§ YOUR INSTRUCTIONS
Collect all lines below with the string "Asus".

§ ENTRIES SHOWN
──────

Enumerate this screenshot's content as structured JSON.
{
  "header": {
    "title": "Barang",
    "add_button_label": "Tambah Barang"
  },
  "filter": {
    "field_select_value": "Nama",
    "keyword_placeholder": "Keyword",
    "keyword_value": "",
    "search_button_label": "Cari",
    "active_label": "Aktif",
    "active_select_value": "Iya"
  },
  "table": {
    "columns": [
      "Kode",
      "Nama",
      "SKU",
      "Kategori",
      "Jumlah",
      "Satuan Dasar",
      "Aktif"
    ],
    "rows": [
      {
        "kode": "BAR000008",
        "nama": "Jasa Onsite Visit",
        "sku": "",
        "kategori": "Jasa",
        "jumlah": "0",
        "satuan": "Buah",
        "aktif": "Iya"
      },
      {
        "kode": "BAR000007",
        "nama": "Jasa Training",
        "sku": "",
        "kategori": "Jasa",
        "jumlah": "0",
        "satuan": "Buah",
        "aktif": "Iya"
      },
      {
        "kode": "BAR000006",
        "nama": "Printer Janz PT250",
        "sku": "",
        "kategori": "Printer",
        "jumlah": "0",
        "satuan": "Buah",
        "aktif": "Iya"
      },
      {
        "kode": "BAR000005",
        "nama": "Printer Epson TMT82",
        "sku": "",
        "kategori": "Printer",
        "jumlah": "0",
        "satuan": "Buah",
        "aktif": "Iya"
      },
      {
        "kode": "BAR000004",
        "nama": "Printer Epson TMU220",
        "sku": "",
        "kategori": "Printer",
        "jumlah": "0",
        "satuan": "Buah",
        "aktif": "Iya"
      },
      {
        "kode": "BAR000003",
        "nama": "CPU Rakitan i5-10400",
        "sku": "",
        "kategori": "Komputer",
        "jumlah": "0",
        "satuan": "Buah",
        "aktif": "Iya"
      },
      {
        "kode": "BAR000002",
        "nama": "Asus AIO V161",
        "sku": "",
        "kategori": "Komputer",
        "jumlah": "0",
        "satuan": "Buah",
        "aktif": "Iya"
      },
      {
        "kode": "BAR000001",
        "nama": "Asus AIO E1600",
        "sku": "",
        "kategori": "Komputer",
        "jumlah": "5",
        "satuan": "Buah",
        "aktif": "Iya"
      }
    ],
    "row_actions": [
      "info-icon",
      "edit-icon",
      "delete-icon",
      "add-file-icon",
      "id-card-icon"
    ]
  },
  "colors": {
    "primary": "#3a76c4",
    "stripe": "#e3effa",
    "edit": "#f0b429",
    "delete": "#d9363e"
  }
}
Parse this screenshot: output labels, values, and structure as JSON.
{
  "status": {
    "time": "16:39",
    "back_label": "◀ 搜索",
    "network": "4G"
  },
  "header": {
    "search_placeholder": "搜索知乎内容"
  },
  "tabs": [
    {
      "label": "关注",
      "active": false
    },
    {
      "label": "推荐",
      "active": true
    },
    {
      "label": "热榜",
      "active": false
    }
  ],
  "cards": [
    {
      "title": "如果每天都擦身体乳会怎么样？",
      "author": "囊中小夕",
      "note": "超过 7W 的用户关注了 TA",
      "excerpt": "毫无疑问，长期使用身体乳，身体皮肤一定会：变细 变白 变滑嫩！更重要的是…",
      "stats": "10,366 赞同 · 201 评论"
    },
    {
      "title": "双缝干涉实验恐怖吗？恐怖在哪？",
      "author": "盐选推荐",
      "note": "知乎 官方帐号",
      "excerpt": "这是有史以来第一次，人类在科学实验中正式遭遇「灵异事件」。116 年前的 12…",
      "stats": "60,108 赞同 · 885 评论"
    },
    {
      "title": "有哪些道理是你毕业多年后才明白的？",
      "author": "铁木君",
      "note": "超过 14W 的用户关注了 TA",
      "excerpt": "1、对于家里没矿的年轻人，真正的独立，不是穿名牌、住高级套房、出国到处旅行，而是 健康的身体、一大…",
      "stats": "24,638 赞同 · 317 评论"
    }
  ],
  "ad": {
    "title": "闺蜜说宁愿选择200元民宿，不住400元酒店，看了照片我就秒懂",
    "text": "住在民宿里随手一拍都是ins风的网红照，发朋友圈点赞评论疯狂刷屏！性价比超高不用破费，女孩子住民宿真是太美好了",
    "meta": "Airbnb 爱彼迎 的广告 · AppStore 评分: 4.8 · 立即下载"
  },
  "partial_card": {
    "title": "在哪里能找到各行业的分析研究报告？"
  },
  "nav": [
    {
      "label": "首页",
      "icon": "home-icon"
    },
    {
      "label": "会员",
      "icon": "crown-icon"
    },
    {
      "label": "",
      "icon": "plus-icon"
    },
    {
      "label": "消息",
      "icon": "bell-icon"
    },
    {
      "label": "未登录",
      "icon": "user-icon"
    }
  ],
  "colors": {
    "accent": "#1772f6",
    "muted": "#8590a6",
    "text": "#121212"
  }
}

──────

§ ANSWER TO THE TASK
        "nama": "Asus AIO V161",
        "nama": "Asus AIO E1600",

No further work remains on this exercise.